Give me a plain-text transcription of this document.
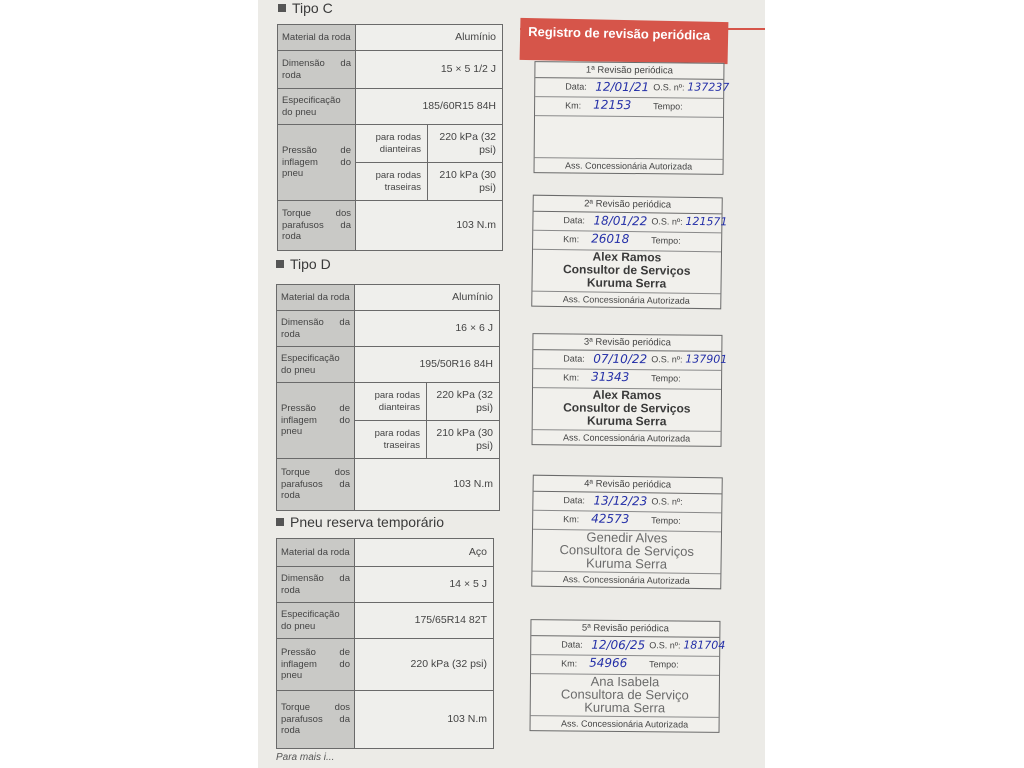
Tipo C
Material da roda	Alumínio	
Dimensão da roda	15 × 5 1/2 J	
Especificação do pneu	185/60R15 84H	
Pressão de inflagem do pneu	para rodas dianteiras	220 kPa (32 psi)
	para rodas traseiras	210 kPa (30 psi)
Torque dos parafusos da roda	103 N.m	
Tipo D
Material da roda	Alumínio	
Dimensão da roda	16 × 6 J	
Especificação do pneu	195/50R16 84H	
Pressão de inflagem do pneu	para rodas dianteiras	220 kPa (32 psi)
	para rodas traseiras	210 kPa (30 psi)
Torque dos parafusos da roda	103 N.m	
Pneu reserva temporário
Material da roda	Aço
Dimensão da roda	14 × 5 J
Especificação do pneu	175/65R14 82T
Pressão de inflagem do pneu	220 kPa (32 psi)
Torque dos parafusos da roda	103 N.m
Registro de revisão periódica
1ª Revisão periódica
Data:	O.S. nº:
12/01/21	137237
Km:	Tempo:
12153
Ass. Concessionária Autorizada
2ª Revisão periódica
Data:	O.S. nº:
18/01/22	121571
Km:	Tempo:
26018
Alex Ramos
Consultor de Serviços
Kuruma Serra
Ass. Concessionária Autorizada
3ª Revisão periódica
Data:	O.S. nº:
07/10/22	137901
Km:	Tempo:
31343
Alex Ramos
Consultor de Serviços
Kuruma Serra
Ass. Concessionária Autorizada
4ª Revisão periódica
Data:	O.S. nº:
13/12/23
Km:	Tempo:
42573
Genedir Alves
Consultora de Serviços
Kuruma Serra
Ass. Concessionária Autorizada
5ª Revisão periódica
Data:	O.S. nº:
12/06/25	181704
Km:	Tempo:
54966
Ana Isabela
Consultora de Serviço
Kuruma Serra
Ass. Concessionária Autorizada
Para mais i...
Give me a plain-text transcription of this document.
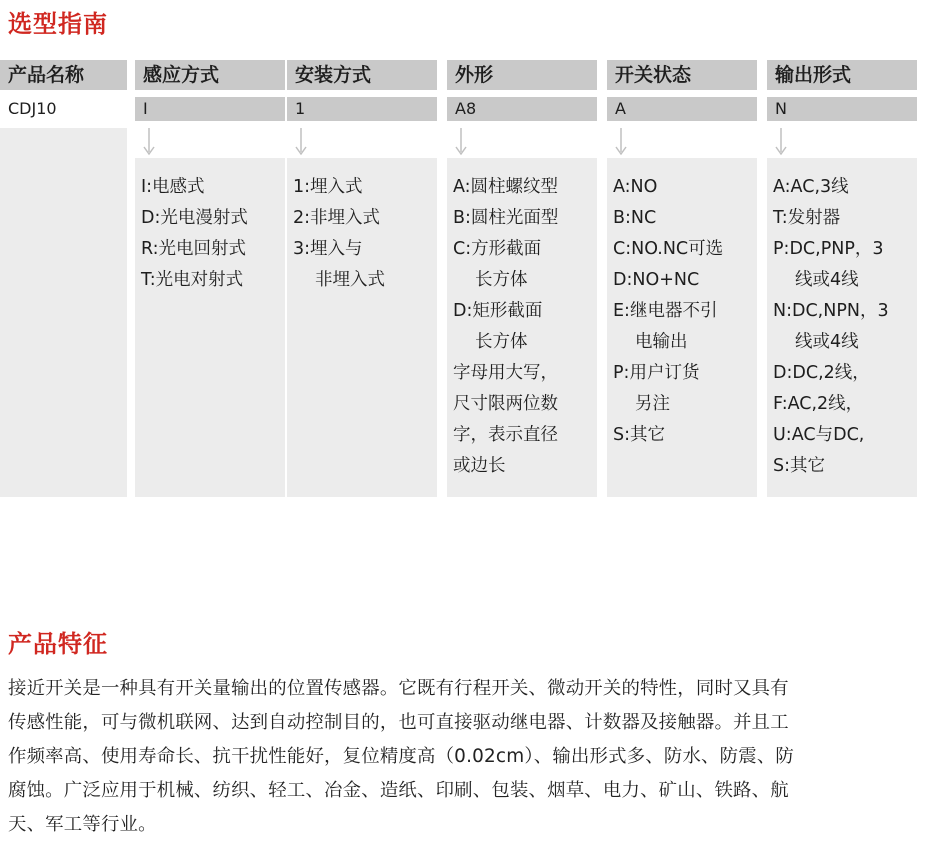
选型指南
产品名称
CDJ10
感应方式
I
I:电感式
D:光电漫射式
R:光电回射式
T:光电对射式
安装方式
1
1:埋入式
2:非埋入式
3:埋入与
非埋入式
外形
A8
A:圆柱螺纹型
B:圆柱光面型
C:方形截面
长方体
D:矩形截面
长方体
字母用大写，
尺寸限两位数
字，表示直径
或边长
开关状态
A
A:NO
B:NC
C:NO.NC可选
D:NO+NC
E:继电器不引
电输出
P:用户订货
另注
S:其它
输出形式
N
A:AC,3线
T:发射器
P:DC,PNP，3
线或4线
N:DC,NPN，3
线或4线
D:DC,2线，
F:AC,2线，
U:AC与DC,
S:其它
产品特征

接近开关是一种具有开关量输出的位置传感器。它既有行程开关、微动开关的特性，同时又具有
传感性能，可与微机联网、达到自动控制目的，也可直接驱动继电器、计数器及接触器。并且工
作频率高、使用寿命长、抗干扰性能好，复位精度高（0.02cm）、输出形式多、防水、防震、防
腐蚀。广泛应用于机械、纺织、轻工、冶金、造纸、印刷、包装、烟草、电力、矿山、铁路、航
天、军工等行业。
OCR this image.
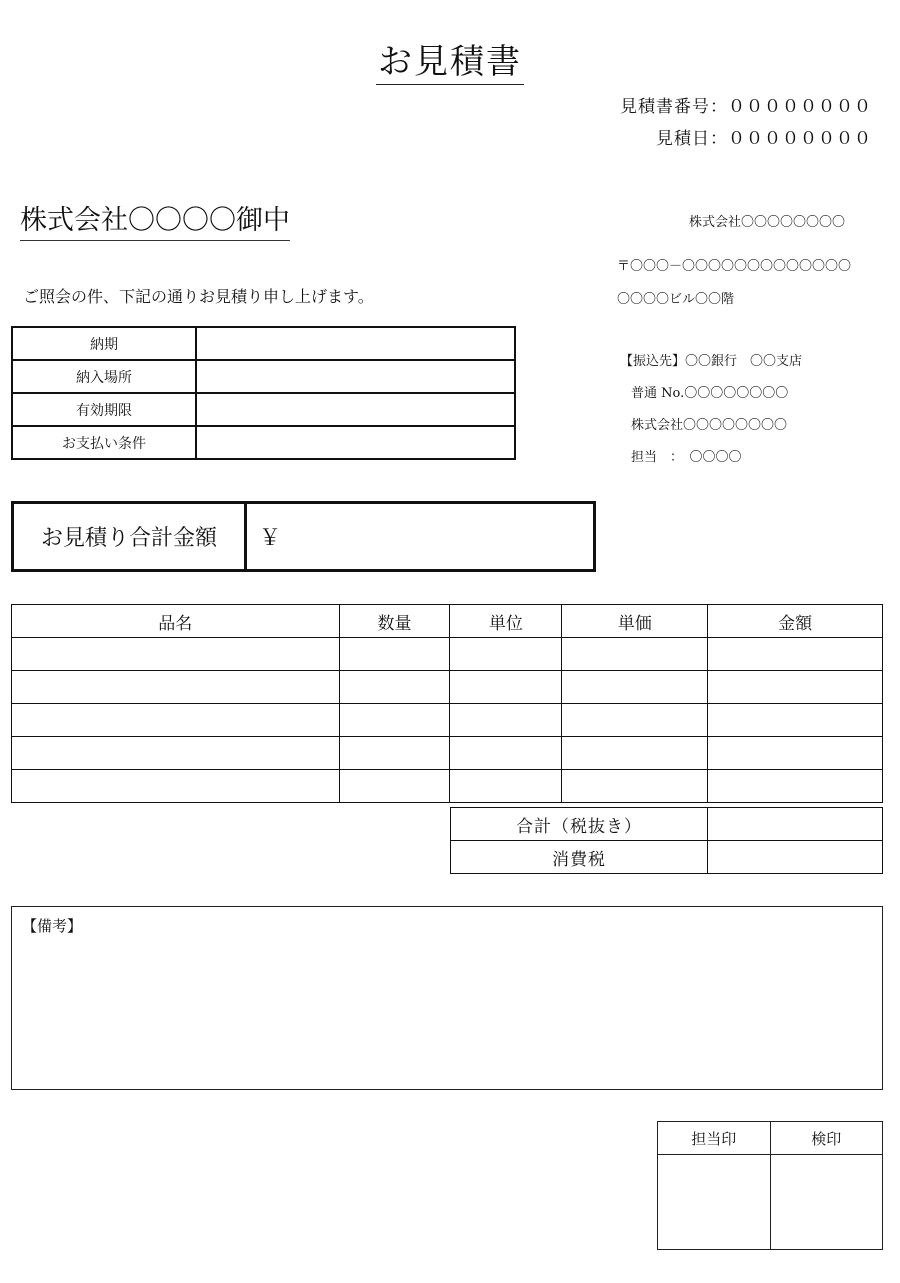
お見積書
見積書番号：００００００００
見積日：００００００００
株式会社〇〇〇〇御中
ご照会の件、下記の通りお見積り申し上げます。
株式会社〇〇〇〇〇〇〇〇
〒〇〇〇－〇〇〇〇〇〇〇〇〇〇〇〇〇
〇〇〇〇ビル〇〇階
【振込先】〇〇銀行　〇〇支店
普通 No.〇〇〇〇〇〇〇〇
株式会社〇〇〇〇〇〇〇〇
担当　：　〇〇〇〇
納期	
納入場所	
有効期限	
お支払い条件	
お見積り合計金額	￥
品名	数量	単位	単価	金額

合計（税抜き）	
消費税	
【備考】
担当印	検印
______________________________
• _Exercise instructions_
From the data above, pick out each line containing "Especificação" and copy it.

• _Solution_
Especificação do pneu	185/60R15 84H	
Especificação do pneu	195/50R16 84H	
Especificação do pneu	175/65R14 82T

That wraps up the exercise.